*Description of the task:* Transcribe all the records with complete accuracy.

*Records supplied:*
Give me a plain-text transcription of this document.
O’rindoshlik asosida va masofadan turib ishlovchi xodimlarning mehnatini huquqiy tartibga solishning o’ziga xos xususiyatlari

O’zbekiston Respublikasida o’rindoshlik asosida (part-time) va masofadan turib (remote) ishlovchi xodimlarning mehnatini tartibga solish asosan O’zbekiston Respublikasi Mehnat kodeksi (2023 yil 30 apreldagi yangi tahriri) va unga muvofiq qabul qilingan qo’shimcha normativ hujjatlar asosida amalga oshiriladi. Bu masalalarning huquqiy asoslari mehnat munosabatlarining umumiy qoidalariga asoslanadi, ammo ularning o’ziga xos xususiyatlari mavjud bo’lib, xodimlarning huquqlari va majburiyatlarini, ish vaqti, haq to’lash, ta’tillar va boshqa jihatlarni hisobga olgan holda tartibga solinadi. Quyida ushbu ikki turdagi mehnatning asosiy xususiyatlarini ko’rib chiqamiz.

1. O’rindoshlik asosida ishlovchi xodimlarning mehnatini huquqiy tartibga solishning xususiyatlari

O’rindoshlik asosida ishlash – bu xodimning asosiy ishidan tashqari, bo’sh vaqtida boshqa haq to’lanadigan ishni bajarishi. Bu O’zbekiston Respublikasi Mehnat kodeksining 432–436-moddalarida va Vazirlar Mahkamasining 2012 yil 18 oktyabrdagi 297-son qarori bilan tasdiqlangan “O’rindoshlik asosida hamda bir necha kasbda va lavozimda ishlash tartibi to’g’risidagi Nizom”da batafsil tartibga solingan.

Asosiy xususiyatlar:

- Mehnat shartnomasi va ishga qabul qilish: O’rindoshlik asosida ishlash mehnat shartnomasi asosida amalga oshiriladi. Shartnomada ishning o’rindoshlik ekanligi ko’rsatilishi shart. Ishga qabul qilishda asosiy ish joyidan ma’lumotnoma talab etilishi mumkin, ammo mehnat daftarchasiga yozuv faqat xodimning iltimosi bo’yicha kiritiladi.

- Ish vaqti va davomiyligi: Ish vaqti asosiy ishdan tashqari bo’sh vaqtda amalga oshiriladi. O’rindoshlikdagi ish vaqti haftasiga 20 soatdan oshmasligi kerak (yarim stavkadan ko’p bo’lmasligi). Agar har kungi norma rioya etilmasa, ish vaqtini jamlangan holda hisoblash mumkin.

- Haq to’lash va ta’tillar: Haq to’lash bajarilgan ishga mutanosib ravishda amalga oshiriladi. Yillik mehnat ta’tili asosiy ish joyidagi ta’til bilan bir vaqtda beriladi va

*Task output:*
Give me a plain-text transcription of this document.
O’rindoshlik asosida va masofadan turib ishlovchi xodimlarning mehnatini huquqiy tartibga solishning o’ziga xos xususiyatlari

O’zbekiston Respublikasida o’rindoshlik asosida (part-time) va masofadan turib (remote) ishlovchi xodimlarning mehnatini tartibga solish asosan O’zbekiston Respublikasi Mehnat kodeksi (2023 yil 30 apreldagi yangi tahriri) va unga muvofiq qabul qilingan qo’shimcha normativ hujjatlar asosida amalga oshiriladi. Bu masalalarning huquqiy asoslari mehnat munosabatlarining umumiy qoidalariga asoslanadi, ammo ularning o’ziga xos xususiyatlari mavjud bo’lib, xodimlarning huquqlari va majburiyatlarini, ish vaqti, haq to’lash, ta’tillar va boshqa jihatlarni hisobga olgan holda tartibga solinadi. Quyida ushbu ikki turdagi mehnatning asosiy xususiyatlarini ko’rib chiqamiz.

1. O’rindoshlik asosida ishlovchi xodimlarning mehnatini huquqiy tartibga solishning xususiyatlari

O’rindoshlik asosida ishlash – bu xodimning asosiy ishidan tashqari, bo’sh vaqtida boshqa haq to’lanadigan ishni bajarishi. Bu O’zbekiston Respublikasi Mehnat kodeksining 432–436-moddalarida va Vazirlar Mahkamasining 2012 yil 18 oktyabrdagi 297-son qarori bilan tasdiqlangan “O’rindoshlik asosida hamda bir necha kasbda va lavozimda ishlash tartibi to’g’risidagi Nizom”da batafsil tartibga solingan.

Asosiy xususiyatlar:

- Mehnat shartnomasi va ishga qabul qilish: O’rindoshlik asosida ishlash mehnat shartnomasi asosida amalga oshiriladi. Shartnomada ishning o’rindoshlik ekanligi ko’rsatilishi shart. Ishga qabul qilishda asosiy ish joyidan ma’lumotnoma talab etilishi mumkin, ammo mehnat daftarchasiga yozuv faqat xodimning iltimosi bo’yicha kiritiladi.

- Ish vaqti va davomiyligi: Ish vaqti asosiy ishdan tashqari bo’sh vaqtda amalga oshiriladi. O’rindoshlikdagi ish vaqti haftasiga 20 soatdan oshmasligi kerak (yarim stavkadan ko’p bo’lmasligi). Agar har kungi norma rioya etilmasa, ish vaqtini jamlangan holda hisoblash mumkin.

- Haq to’lash va ta’tillar: Haq to’lash bajarilgan ishga mutanosib ravishda amalga oshiriladi. Yillik mehnat ta’tili asosiy ish joyidagi ta’til bilan bir vaqtda beriladi va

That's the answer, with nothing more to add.